Extracted records
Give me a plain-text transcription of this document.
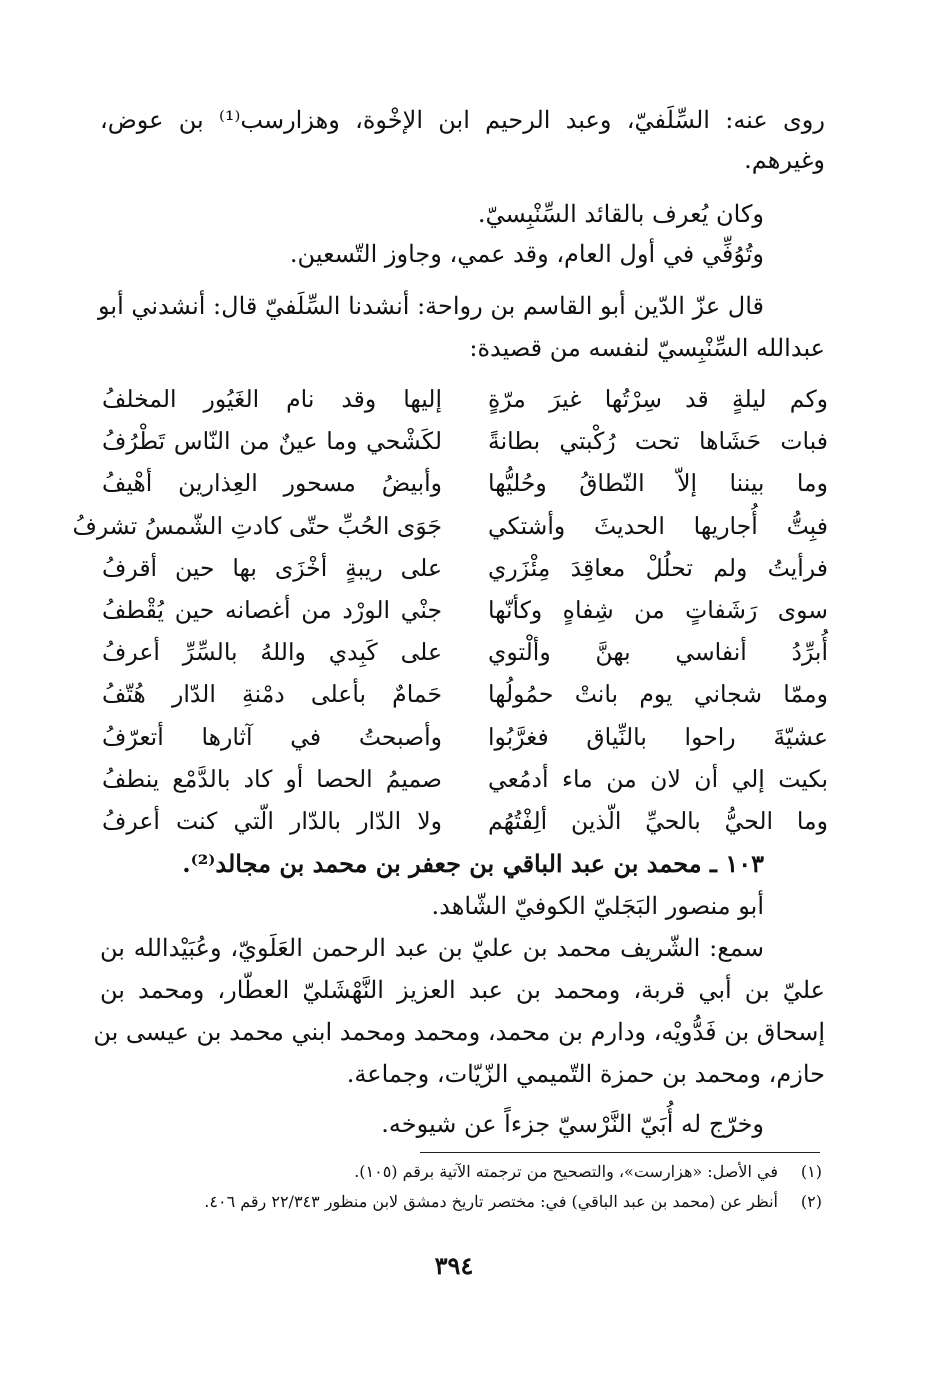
روى عنه: السِّلَفيّ، وعبد الرحيم ابن الإخْوة، وهزارسب⁽¹⁾ بن عوض،
وغيرهم.
وكان يُعرف بالقائد السِّنْبِسيّ.
وتُوُفِّي في أول العام، وقد عمي، وجاوز التّسعين.
قال عزّ الدّين أبو القاسم بن رواحة: أنشدنا السِّلَفيّ قال: أنشدني أبو
عبدالله السِّنْبِسيّ لنفسه من قصيدة:
وكم ليلةٍ قد سِرْتُها غيرَ مرّةٍ
فبات حَشَاها تحت رُكْبتي بطانةً
وما بيننا إلاّ النّطاقُ وحُليُّها
فبِتُّ أُجاريها الحديثَ وأشتكي
فرأيتُ ولم تحلُلْ معاقِدَ مِئْزَري
سوى رَشَفاتٍ من شِفاهٍ وكأنّها
أُبرِّدُ أنفاسي بهنَّ وألْتوي
وممّا شجاني يوم بانتْ حمُولُها
عشيّةَ راحوا بالنِّياق فغرَّبُوا
بكيت إلي أن لان من ماء أدمُعي
وما الحيُّ بالحيِّ الّذين ألِفْتُهُم
إليها وقد نام الغَيُور المخلفُ
لكَشْحي وما عينٌ من النّاس تَطْرُفُ
وأبيضُ مسحور العِذارين أهْيفُ
جَوَى الحُبِّ حتّى كادتِ الشّمسُ تشرفُ
على ريبةٍ أخْزَى بها حين أقرفُ
جنْي الورْد من أغصانه حين يُقْطفُ
على كَبِدي واللهُ بالسِّرِّ أعرفُ
حَمامٌ بأعلى دمْنةِ الدّار هُتّفُ
وأصبحتُ في آثارها أتعرّفُ
صميمُ الحصا أو كاد بالدَّمْع ينطفُ
ولا الدّار بالدّار الّتي كنت أعرفُ
١٠٣ ـ محمد بن عبد الباقي بن جعفر بن محمد بن مجالد⁽²⁾.
أبو منصور البَجَليّ الكوفيّ الشّاهد.
سمع: الشّريف محمد بن عليّ بن عبد الرحمن العَلَويّ، وعُبَيْدالله بن
عليّ بن أبي قربة، ومحمد بن عبد العزيز النَّهْشَليّ العطّار، ومحمد بن
إسحاق بن فَدُّويْه، ودارم بن محمد، ومحمد ومحمد ابني محمد بن عيسى بن
حازم، ومحمد بن حمزة التّميمي الزّيّات، وجماعة.
وخرّج له أُبَيّ النَّرْسيّ جزءاً عن شيوخه.
(١)في الأصل: «هزارست»، والتصحيح من ترجمته الآتية برقم (١٠٥).
(٢)أنظر عن (محمد بن عبد الباقي) في: مختصر تاريخ دمشق لابن منظور ٢٢/٣٤٣ رقم ٤٠٦.
٣٩٤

GIVEN TASK. Across the records above, count the lines holding "ومحمد" and reply with that number alone.

ANSWER FOR THIS EXERCISE. 3